O que parece central em Memórias do subsolo é a natureza satírica empregada por Dostoiévski para dramatizar, de um lado, a aceitação de todas as implicações da razão e, de outro, o exercício de uma ideologia sentimental e humanitária, segundo a leitura muito articulada proposta por Joseph Frank. Em decorrência dessa visão macroscópica, pode-se salientar também a oposição paradoxal que a novela apresenta entre os homens de consciência e os homens de ação. Muitas referências paródicas dessa Memórias… se perderam (como, por exemplo, o ataque à filosofia do “egoísmo racional” de Tchernichévski, lembrado por Frank), mas vibra ainda hoje o aspecto essencialmente político da discussão que ela enceta, plenamente aderido à sua lógica artística. Se Otto Maria Carpeaux nos lembra em “Ensaios de interpretação dostoievskiana” que “a literatura russa do século 19 é profundamente política” (constituindo uma espécie de tribuna a compensar a falta de imprensa e de cátedras livres), carrear tal debate para o Brasil contemporâneo soa uma proposta mais do que bem-vinda, sobretudo frente à enormidade de tipos morais, psicológicos e socioidelógicos cujos discursos e práticas “não só podem, mas devem até existir em nossa sociedade, desde que consideremos as circunstâncias em que, de um modo geral, ela se formou”, como adverte o próprio Dostoiévski na nota introdutória de sua novela, sem saber que se dirigia ali exatamente a nós, brasileiros tanto do mesmo século 19 em que ele viveu como do aqui-agora.

■ Entradas do conjunto de dados de layout ■
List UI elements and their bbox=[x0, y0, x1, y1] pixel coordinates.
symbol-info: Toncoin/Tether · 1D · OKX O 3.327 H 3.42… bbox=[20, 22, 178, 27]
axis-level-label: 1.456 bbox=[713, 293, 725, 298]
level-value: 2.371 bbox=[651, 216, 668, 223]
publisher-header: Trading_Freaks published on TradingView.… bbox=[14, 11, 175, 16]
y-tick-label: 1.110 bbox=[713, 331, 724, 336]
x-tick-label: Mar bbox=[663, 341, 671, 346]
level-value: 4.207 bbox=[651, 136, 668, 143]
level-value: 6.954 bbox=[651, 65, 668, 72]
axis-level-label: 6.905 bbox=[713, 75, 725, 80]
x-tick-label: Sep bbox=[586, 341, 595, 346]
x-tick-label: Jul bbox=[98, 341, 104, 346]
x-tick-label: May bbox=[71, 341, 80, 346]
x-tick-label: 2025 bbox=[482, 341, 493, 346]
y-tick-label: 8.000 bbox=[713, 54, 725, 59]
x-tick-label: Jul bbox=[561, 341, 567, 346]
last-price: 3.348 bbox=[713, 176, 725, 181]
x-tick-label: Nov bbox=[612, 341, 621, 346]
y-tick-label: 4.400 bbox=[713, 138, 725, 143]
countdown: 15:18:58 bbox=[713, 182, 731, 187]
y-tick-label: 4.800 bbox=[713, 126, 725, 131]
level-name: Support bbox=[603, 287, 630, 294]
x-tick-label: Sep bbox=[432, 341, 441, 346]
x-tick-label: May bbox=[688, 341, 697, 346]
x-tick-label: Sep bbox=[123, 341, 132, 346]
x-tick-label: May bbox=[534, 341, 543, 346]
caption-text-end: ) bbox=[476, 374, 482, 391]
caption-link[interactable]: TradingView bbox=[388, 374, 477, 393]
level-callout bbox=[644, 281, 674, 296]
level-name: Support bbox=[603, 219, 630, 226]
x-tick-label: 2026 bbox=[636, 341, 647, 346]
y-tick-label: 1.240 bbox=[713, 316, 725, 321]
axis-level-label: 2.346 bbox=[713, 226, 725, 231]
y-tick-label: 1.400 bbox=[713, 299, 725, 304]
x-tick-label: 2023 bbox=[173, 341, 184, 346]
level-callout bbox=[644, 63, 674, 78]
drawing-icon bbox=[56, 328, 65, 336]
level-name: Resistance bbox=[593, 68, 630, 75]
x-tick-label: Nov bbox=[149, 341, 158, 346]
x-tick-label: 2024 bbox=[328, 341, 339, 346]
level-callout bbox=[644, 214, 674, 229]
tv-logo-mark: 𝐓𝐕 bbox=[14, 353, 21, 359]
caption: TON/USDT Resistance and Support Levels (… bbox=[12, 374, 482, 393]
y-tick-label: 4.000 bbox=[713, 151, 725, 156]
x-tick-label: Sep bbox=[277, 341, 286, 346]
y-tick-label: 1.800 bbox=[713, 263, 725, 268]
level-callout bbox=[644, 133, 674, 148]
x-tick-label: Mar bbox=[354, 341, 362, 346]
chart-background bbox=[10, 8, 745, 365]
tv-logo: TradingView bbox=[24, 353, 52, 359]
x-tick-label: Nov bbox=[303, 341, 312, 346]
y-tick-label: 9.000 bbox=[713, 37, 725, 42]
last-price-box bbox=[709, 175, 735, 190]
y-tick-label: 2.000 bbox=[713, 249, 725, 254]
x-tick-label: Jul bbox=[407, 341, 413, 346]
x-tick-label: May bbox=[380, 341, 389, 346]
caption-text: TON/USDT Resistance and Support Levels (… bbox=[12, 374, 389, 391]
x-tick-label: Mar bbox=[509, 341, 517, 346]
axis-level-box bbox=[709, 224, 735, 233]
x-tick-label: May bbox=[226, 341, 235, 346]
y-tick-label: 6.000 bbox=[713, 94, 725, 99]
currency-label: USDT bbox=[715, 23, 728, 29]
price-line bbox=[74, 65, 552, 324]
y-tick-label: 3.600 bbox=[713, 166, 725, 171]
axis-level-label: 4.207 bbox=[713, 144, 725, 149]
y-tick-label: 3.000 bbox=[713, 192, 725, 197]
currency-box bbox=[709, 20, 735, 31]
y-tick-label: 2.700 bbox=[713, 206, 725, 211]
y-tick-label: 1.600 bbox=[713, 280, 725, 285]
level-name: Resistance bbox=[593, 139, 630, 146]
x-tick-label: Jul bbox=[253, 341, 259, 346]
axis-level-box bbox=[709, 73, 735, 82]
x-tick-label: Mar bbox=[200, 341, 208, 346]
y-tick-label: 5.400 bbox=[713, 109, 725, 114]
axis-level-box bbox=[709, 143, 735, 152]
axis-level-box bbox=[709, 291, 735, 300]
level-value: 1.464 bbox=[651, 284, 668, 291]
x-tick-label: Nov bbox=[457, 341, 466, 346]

■ TAREFAS ■
a) Quais pessoas são citadas nominalmente no trecho sobre Memórias do subsolo?
b) Reescreva os registros do início até a linha que contém "last-price: 3.348 bbox=[713, 176, 725, 181]", inclusive, substituindo "level-value" por "price-level" e mantendo todo o resto inalterado.

■ RESPOSTAS ■
a) Dostoiévski, Joseph Frank, Tchernichévski e Otto Maria Carpeaux.

b)
List UI elements and their bbox=[x0, y0, x1, y1] pixel coordinates.
symbol-info: Toncoin/Tether · 1D · OKX O 3.327 H 3.42… bbox=[20, 22, 178, 27]
axis-level-label: 1.456 bbox=[713, 293, 725, 298]
price-level: 2.371 bbox=[651, 216, 668, 223]
publisher-header: Trading_Freaks published on TradingView.… bbox=[14, 11, 175, 16]
y-tick-label: 1.110 bbox=[713, 331, 724, 336]
x-tick-label: Mar bbox=[663, 341, 671, 346]
price-level: 4.207 bbox=[651, 136, 668, 143]
price-level: 6.954 bbox=[651, 65, 668, 72]
axis-level-label: 6.905 bbox=[713, 75, 725, 80]
x-tick-label: Sep bbox=[586, 341, 595, 346]
x-tick-label: Jul bbox=[98, 341, 104, 346]
x-tick-label: May bbox=[71, 341, 80, 346]
x-tick-label: 2025 bbox=[482, 341, 493, 346]
y-tick-label: 8.000 bbox=[713, 54, 725, 59]
x-tick-label: Jul bbox=[561, 341, 567, 346]
last-price: 3.348 bbox=[713, 176, 725, 181]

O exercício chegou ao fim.